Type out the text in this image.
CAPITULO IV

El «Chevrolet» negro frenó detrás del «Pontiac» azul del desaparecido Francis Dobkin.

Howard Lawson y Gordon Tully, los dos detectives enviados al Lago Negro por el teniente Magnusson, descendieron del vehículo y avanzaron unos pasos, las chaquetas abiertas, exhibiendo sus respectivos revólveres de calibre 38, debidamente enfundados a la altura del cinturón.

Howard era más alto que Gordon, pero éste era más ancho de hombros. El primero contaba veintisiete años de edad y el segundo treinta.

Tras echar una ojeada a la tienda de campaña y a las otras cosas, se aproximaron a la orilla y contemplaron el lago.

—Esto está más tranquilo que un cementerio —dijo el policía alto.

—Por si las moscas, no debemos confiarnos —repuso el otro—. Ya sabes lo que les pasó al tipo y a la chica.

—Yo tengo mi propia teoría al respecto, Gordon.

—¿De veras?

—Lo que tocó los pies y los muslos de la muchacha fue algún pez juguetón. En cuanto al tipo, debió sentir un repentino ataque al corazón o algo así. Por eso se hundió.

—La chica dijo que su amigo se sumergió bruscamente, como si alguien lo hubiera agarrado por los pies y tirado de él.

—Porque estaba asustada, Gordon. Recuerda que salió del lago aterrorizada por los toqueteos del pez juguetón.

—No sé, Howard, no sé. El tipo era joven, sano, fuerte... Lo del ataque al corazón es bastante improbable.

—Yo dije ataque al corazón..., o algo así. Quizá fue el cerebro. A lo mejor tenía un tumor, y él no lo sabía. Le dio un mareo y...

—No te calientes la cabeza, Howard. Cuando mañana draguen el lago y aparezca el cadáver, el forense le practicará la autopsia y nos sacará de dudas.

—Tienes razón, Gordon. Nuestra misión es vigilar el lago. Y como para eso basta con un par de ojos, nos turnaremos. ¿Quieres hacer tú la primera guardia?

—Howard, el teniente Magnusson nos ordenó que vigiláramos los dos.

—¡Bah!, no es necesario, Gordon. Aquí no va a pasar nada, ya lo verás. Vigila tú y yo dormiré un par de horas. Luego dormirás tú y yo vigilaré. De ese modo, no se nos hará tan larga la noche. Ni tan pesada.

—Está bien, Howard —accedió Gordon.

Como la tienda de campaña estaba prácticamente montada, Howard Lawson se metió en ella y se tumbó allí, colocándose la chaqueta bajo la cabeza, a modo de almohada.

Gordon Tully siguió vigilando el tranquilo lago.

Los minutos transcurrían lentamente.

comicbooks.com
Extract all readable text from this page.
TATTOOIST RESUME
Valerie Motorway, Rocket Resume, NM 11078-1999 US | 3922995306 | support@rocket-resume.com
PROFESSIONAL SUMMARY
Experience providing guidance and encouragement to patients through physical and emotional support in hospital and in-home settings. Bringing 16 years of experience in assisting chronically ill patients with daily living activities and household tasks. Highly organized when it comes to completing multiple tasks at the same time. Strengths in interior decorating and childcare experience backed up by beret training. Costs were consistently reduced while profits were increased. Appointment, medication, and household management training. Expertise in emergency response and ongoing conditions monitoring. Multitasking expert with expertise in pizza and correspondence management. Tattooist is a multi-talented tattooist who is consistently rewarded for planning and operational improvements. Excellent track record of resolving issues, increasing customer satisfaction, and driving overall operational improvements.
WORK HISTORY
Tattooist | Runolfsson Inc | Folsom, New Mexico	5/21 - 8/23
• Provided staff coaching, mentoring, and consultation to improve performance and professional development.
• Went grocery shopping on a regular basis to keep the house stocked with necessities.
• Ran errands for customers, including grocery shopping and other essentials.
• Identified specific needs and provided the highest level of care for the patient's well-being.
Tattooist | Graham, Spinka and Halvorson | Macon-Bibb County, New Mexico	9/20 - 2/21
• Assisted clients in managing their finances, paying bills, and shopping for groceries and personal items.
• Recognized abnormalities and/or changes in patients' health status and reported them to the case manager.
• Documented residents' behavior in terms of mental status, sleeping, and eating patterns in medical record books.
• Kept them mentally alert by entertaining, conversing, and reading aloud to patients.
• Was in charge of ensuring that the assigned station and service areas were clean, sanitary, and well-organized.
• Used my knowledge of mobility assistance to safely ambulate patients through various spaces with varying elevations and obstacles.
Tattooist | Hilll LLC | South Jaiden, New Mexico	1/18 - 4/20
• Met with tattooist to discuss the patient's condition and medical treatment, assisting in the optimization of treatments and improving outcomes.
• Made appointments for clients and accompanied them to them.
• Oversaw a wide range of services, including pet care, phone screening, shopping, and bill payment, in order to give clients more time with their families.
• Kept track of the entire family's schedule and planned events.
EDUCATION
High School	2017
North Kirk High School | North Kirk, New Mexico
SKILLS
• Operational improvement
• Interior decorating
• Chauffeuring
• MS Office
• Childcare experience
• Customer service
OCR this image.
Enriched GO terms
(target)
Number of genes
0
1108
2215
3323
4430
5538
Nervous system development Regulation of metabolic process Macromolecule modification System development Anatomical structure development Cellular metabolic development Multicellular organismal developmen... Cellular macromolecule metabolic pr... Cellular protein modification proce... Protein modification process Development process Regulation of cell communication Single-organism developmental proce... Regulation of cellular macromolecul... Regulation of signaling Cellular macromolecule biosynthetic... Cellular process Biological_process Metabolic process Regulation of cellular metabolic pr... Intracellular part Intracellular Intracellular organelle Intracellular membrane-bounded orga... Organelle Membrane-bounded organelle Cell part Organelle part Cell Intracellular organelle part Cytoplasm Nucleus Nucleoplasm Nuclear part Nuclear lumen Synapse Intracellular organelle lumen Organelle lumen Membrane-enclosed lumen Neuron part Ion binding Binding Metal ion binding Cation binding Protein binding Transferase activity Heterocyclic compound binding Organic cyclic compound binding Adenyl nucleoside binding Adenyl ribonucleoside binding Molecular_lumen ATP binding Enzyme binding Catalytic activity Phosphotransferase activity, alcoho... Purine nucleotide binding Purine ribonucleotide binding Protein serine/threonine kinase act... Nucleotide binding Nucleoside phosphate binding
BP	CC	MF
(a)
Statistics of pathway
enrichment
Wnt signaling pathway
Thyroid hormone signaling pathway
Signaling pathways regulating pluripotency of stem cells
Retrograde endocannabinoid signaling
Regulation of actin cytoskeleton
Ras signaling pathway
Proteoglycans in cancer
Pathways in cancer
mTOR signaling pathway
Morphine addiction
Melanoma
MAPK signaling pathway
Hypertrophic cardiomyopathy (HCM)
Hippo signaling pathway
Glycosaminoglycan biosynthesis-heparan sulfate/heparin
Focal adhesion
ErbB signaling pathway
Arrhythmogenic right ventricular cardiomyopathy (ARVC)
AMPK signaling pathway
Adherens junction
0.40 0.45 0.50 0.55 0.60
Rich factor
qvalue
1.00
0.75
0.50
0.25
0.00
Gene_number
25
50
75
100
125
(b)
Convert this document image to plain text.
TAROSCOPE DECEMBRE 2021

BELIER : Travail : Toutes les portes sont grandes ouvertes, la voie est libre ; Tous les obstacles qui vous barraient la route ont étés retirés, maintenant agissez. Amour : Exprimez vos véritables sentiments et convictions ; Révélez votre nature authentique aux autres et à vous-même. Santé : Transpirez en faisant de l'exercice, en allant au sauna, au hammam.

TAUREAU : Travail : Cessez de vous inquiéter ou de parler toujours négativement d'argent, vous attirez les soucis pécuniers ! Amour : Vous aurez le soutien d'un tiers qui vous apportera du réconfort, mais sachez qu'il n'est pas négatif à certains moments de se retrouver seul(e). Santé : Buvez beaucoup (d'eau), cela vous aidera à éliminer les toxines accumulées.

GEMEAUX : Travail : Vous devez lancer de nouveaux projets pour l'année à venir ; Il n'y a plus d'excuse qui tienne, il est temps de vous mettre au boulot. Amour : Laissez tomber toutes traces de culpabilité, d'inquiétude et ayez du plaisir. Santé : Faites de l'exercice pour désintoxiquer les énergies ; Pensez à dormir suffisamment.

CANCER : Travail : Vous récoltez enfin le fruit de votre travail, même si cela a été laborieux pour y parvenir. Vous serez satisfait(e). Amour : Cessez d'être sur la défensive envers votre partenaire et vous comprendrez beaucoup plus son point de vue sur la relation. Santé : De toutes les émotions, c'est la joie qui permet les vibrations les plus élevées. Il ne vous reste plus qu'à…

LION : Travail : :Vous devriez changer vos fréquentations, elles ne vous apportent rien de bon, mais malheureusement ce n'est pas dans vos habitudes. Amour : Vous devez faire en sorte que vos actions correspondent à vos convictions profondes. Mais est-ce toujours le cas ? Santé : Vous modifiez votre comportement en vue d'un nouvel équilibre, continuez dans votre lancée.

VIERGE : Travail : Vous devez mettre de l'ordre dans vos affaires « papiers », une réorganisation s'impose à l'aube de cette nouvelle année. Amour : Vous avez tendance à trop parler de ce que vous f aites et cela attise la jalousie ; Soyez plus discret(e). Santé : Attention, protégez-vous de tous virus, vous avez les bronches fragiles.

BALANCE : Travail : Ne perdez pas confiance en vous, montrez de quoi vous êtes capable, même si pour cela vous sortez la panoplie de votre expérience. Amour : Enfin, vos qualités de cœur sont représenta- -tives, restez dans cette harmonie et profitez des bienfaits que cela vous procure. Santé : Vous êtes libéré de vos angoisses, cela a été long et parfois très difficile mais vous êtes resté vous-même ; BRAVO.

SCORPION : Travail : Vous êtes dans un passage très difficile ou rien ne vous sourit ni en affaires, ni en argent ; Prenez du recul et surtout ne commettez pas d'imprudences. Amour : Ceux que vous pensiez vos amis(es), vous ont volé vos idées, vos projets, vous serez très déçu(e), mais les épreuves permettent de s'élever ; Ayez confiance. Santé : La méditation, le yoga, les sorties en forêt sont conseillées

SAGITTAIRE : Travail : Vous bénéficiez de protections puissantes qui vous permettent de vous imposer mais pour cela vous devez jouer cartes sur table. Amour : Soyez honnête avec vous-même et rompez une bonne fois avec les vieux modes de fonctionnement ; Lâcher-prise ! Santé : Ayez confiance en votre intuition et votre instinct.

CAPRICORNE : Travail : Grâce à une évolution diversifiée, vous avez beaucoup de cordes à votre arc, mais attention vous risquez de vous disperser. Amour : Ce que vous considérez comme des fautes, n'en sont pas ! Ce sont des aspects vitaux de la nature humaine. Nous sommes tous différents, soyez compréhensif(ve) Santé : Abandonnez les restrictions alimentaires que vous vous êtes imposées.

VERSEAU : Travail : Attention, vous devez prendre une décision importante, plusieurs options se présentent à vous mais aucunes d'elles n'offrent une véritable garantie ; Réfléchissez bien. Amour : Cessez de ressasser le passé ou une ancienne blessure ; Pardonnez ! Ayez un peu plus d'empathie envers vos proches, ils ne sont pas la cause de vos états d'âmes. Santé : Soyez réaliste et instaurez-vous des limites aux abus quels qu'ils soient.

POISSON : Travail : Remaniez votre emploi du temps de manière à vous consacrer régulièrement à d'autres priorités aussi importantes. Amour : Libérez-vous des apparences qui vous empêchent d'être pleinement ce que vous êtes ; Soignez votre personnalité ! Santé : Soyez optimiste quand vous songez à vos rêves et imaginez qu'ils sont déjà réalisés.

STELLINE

(WHAT YOU ARE ASKED TO DO): Reproduce each line of the data containing the word "terms".

(RESULT FOR THIS EXERCISE):
• Documented residents' behavior in terms of mental status, sleeping, and eating patterns in medical record books.
Enriched GO terms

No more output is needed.